>> START DATA EXTRACT
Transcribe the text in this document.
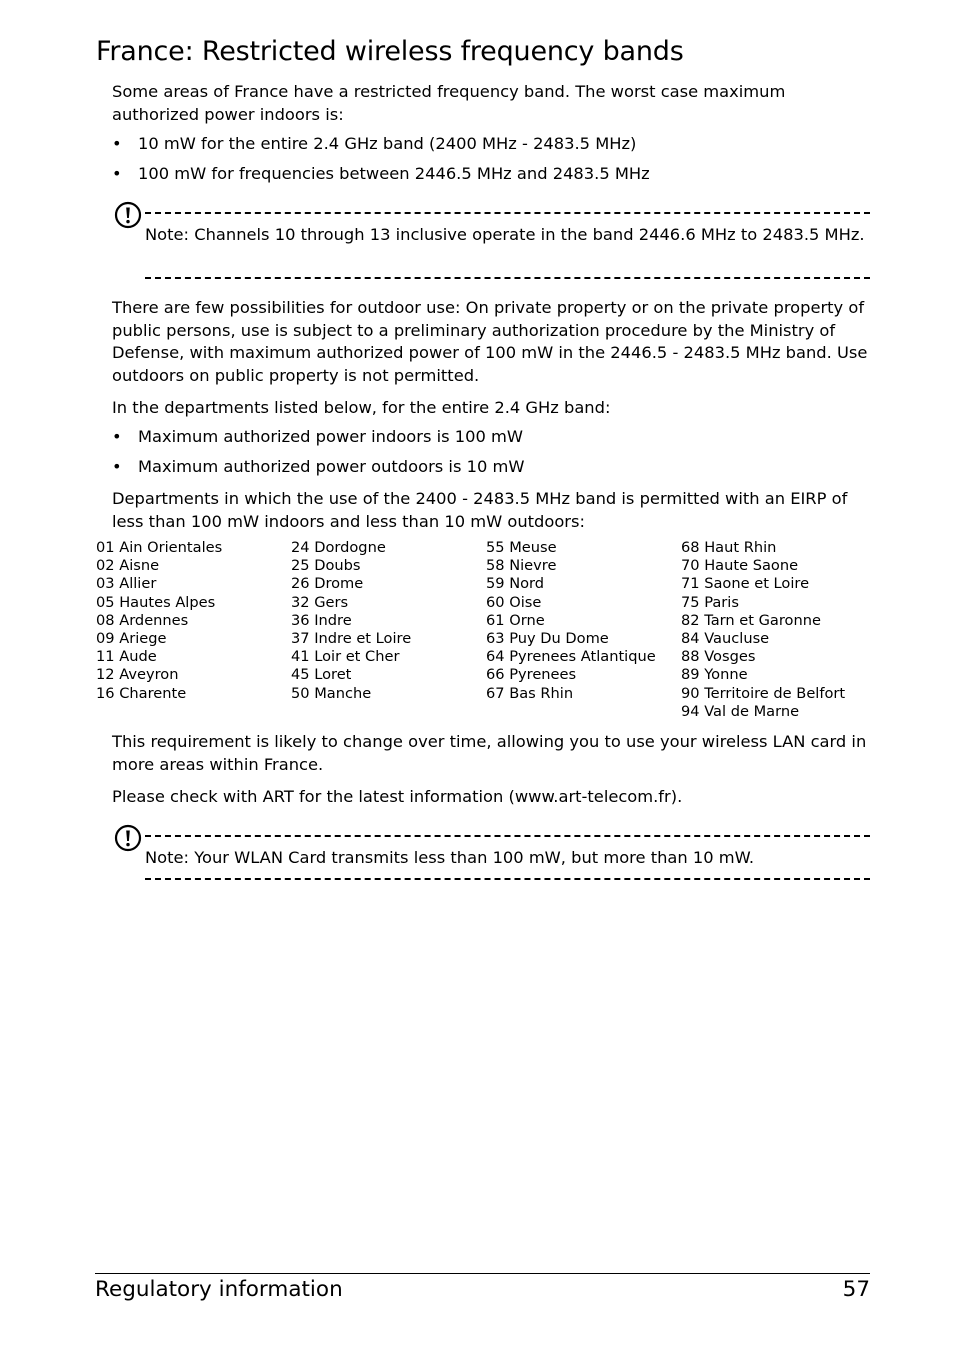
France: Restricted wireless frequency bands

Some areas of France have a restricted frequency band. The worst case maximum authorized power indoors is:

• 10 mW for the entire 2.4 GHz band (2400 MHz - 2483.5 MHz)
• 100 mW for frequencies between 2446.5 MHz and 2483.5 MHz

Note: Channels 10 through 13 inclusive operate in the band 2446.6 MHz to 2483.5 MHz.

There are few possibilities for outdoor use: On private property or on the private property of public persons, use is subject to a preliminary authorization procedure by the Ministry of Defense, with maximum authorized power of 100 mW in the 2446.5 - 2483.5 MHz band. Use outdoors on public property is not permitted.

In the departments listed below, for the entire 2.4 GHz band:

• Maximum authorized power indoors is 100 mW
• Maximum authorized power outdoors is 10 mW

Departments in which the use of the 2400 - 2483.5 MHz band is permitted with an EIRP of less than 100 mW indoors and less than 10 mW outdoors:

01 Ain Orientales
02 Aisne
03 Allier
05 Hautes Alpes
08 Ardennes
09 Ariege
11 Aude
12 Aveyron
16 Charente
24 Dordogne
25 Doubs
26 Drome
32 Gers
36 Indre
37 Indre et Loire
41 Loir et Cher
45 Loret
50 Manche
55 Meuse
58 Nievre
59 Nord
60 Oise
61 Orne
63 Puy Du Dome
64 Pyrenees Atlantique
66 Pyrenees
67 Bas Rhin
68 Haut Rhin
70 Haute Saone
71 Saone et Loire
75 Paris
82 Tarn et Garonne
84 Vaucluse
88 Vosges
89 Yonne
90 Territoire de Belfort
94 Val de Marne

This requirement is likely to change over time, allowing you to use your wireless LAN card in more areas within France.

Please check with ART for the latest information (www.art-telecom.fr).

Note: Your WLAN Card transmits less than 100 mW, but more than 10 mW.

Regulatory information	57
>> END DATA EXTRACT
- **EXERCISE REQUIREMENTS**
In this exercise, set down all of the data exactly, without the pictures.

- **RESULT BELOW**
Transcribe the text in this document.
France: Restricted wireless frequency bands

Some areas of France have a restricted frequency band. The worst case maximum authorized power indoors is:

• 10 mW for the entire 2.4 GHz band (2400 MHz - 2483.5 MHz)
• 100 mW for frequencies between 2446.5 MHz and 2483.5 MHz

Note: Channels 10 through 13 inclusive operate in the band 2446.6 MHz to 2483.5 MHz.

There are few possibilities for outdoor use: On private property or on the private property of public persons, use is subject to a preliminary authorization procedure by the Ministry of Defense, with maximum authorized power of 100 mW in the 2446.5 - 2483.5 MHz band. Use outdoors on public property is not permitted.

In the departments listed below, for the entire 2.4 GHz band:

• Maximum authorized power indoors is 100 mW
• Maximum authorized power outdoors is 10 mW

Departments in which the use of the 2400 - 2483.5 MHz band is permitted with an EIRP of less than 100 mW indoors and less than 10 mW outdoors:

01 Ain Orientales
02 Aisne
03 Allier
05 Hautes Alpes
08 Ardennes
09 Ariege
11 Aude
12 Aveyron
16 Charente
24 Dordogne
25 Doubs
26 Drome
32 Gers
36 Indre
37 Indre et Loire
41 Loir et Cher
45 Loret
50 Manche
55 Meuse
58 Nievre
59 Nord
60 Oise
61 Orne
63 Puy Du Dome
64 Pyrenees Atlantique
66 Pyrenees
67 Bas Rhin
68 Haut Rhin
70 Haute Saone
71 Saone et Loire
75 Paris
82 Tarn et Garonne
84 Vaucluse
88 Vosges
89 Yonne
90 Territoire de Belfort
94 Val de Marne

This requirement is likely to change over time, allowing you to use your wireless LAN card in more areas within France.

Please check with ART for the latest information (www.art-telecom.fr).

Note: Your WLAN Card transmits less than 100 mW, but more than 10 mW.

Regulatory information	57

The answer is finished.